■ **Co zrobić**
W całym wykazie zmień nazwę „bbox” na „ramka” i przepisz go ponownie, nie ruszając niczego innego.

Wpisy danych:
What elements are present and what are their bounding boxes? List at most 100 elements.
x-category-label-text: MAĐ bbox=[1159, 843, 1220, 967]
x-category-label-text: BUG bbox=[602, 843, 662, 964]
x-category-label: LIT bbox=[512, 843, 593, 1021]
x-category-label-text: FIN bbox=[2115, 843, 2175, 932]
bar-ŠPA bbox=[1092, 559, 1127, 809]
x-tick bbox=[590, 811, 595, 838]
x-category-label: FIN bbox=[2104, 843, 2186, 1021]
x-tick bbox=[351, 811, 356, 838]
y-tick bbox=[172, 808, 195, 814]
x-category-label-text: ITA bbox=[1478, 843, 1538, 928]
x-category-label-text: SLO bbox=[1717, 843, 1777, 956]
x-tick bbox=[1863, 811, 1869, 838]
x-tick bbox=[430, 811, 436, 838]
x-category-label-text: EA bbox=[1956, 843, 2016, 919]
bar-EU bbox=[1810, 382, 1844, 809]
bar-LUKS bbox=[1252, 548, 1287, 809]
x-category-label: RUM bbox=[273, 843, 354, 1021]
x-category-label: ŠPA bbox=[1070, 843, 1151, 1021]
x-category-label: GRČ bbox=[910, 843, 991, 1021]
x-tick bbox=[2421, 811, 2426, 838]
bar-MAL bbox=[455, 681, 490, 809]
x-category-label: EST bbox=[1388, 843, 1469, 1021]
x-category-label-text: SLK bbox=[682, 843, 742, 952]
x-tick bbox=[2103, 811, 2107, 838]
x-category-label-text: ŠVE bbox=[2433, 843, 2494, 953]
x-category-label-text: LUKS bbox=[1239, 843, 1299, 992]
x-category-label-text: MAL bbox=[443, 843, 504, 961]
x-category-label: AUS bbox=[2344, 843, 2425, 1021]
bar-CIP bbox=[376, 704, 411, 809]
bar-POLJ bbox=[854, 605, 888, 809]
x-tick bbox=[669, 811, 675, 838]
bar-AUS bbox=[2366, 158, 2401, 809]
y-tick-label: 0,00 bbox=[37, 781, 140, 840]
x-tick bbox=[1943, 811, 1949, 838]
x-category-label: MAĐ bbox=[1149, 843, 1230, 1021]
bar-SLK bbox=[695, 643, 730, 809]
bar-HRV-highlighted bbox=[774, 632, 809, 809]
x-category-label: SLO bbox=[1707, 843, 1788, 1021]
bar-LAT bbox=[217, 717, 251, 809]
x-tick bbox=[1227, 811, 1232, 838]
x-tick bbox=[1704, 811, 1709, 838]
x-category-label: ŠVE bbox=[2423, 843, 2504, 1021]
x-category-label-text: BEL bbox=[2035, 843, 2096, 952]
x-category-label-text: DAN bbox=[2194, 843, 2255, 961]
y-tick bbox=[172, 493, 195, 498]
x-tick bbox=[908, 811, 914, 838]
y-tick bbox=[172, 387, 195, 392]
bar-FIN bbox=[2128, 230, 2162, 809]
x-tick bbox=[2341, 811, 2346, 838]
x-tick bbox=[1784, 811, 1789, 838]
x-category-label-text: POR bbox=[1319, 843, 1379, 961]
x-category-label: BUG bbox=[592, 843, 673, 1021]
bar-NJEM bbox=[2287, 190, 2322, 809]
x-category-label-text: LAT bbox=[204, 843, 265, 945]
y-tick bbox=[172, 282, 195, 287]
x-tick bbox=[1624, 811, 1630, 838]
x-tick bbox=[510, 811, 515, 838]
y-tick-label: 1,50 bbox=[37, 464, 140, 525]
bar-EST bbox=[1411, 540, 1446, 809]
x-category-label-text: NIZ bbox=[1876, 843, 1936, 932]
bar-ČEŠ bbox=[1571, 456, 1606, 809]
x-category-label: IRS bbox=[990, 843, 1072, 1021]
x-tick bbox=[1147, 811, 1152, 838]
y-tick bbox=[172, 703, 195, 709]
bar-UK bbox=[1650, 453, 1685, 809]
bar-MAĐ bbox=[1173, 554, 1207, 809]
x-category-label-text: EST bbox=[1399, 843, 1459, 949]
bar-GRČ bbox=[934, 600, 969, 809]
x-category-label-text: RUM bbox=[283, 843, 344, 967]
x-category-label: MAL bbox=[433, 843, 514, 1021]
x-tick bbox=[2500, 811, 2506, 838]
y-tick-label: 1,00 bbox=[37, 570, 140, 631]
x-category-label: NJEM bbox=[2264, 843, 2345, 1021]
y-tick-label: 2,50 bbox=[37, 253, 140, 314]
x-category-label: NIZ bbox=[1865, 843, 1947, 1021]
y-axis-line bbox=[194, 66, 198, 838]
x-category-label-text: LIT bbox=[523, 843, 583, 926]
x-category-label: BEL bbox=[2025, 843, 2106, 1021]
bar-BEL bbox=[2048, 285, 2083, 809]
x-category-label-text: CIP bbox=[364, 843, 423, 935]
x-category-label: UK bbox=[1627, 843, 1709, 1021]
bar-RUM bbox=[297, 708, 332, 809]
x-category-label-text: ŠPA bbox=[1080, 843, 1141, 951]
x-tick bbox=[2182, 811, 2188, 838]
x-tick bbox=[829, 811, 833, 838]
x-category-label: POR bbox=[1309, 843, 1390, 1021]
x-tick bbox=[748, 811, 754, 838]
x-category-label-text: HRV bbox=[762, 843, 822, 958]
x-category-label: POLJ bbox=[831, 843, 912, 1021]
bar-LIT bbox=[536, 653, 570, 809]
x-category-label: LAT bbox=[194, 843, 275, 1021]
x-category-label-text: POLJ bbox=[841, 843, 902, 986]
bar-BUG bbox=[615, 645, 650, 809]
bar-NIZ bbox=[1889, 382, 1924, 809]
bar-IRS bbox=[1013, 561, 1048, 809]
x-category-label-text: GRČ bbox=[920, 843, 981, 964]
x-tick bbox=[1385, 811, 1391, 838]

■ **Wynik końcowy**
What elements are present and what are their bounding boxes? List at most 100 elements.
x-category-label-text: MAĐ ramka=[1159, 843, 1220, 967]
x-category-label-text: BUG ramka=[602, 843, 662, 964]
x-category-label: LIT ramka=[512, 843, 593, 1021]
x-category-label-text: FIN ramka=[2115, 843, 2175, 932]
bar-ŠPA ramka=[1092, 559, 1127, 809]
x-tick ramka=[590, 811, 595, 838]
x-category-label: FIN ramka=[2104, 843, 2186, 1021]
x-tick ramka=[351, 811, 356, 838]
y-tick ramka=[172, 808, 195, 814]
x-category-label-text: ITA ramka=[1478, 843, 1538, 928]
x-category-label-text: SLO ramka=[1717, 843, 1777, 956]
x-tick ramka=[1863, 811, 1869, 838]
x-tick ramka=[430, 811, 436, 838]
x-category-label-text: EA ramka=[1956, 843, 2016, 919]
bar-EU ramka=[1810, 382, 1844, 809]
bar-LUKS ramka=[1252, 548, 1287, 809]
x-category-label: RUM ramka=[273, 843, 354, 1021]
x-category-label: ŠPA ramka=[1070, 843, 1151, 1021]
x-category-label: GRČ ramka=[910, 843, 991, 1021]
x-tick ramka=[2421, 811, 2426, 838]
bar-MAL ramka=[455, 681, 490, 809]
x-category-label: EST ramka=[1388, 843, 1469, 1021]
x-category-label-text: SLK ramka=[682, 843, 742, 952]
x-tick ramka=[2103, 811, 2107, 838]
x-category-label-text: ŠVE ramka=[2433, 843, 2494, 953]
x-category-label-text: LUKS ramka=[1239, 843, 1299, 992]
x-category-label-text: MAL ramka=[443, 843, 504, 961]
x-category-label: AUS ramka=[2344, 843, 2425, 1021]
bar-CIP ramka=[376, 704, 411, 809]
bar-POLJ ramka=[854, 605, 888, 809]
x-tick ramka=[669, 811, 675, 838]
bar-AUS ramka=[2366, 158, 2401, 809]
y-tick-label: 0,00 ramka=[37, 781, 140, 840]
x-tick ramka=[1943, 811, 1949, 838]
x-category-label: MAĐ ramka=[1149, 843, 1230, 1021]
bar-SLK ramka=[695, 643, 730, 809]
bar-HRV-highlighted ramka=[774, 632, 809, 809]
x-category-label: SLO ramka=[1707, 843, 1788, 1021]
bar-LAT ramka=[217, 717, 251, 809]
x-tick ramka=[1227, 811, 1232, 838]
x-tick ramka=[1704, 811, 1709, 838]
x-category-label: ŠVE ramka=[2423, 843, 2504, 1021]
x-category-label-text: BEL ramka=[2035, 843, 2096, 952]
x-category-label-text: DAN ramka=[2194, 843, 2255, 961]
y-tick ramka=[172, 493, 195, 498]
x-tick ramka=[908, 811, 914, 838]
y-tick ramka=[172, 387, 195, 392]
bar-FIN ramka=[2128, 230, 2162, 809]
x-tick ramka=[2341, 811, 2346, 838]
x-tick ramka=[1784, 811, 1789, 838]
x-category-label-text: POR ramka=[1319, 843, 1379, 961]
x-category-label: BUG ramka=[592, 843, 673, 1021]
bar-NJEM ramka=[2287, 190, 2322, 809]
x-category-label-text: LAT ramka=[204, 843, 265, 945]
y-tick ramka=[172, 282, 195, 287]
x-tick ramka=[1624, 811, 1630, 838]
x-tick ramka=[510, 811, 515, 838]
y-tick-label: 1,50 ramka=[37, 464, 140, 525]
bar-EST ramka=[1411, 540, 1446, 809]
x-category-label-text: NIZ ramka=[1876, 843, 1936, 932]
bar-ČEŠ ramka=[1571, 456, 1606, 809]
x-category-label: IRS ramka=[990, 843, 1072, 1021]
x-tick ramka=[1147, 811, 1152, 838]
y-tick ramka=[172, 703, 195, 709]
bar-UK ramka=[1650, 453, 1685, 809]
bar-MAĐ ramka=[1173, 554, 1207, 809]
x-category-label-text: EST ramka=[1399, 843, 1459, 949]
bar-GRČ ramka=[934, 600, 969, 809]
x-category-label-text: RUM ramka=[283, 843, 344, 967]
x-category-label: MAL ramka=[433, 843, 514, 1021]
x-tick ramka=[2500, 811, 2506, 838]
y-tick-label: 1,00 ramka=[37, 570, 140, 631]
x-category-label: NJEM ramka=[2264, 843, 2345, 1021]
y-tick-label: 2,50 ramka=[37, 253, 140, 314]
x-category-label: NIZ ramka=[1865, 843, 1947, 1021]
y-axis-line ramka=[194, 66, 198, 838]
x-category-label-text: LIT ramka=[523, 843, 583, 926]
x-category-label: BEL ramka=[2025, 843, 2106, 1021]
bar-BEL ramka=[2048, 285, 2083, 809]
x-category-label-text: CIP ramka=[364, 843, 423, 935]
x-category-label: UK ramka=[1627, 843, 1709, 1021]
bar-RUM ramka=[297, 708, 332, 809]
x-category-label-text: ŠPA ramka=[1080, 843, 1141, 951]
x-tick ramka=[2182, 811, 2188, 838]
x-tick ramka=[829, 811, 833, 838]
x-category-label: POR ramka=[1309, 843, 1390, 1021]
x-tick ramka=[748, 811, 754, 838]
x-category-label-text: HRV ramka=[762, 843, 822, 958]
x-category-label: POLJ ramka=[831, 843, 912, 1021]
bar-LIT ramka=[536, 653, 570, 809]
x-category-label: LAT ramka=[194, 843, 275, 1021]
x-category-label-text: POLJ ramka=[841, 843, 902, 986]
bar-BUG ramka=[615, 645, 650, 809]
bar-NIZ ramka=[1889, 382, 1924, 809]
bar-IRS ramka=[1013, 561, 1048, 809]
x-category-label-text: GRČ ramka=[920, 843, 981, 964]
x-tick ramka=[1385, 811, 1391, 838]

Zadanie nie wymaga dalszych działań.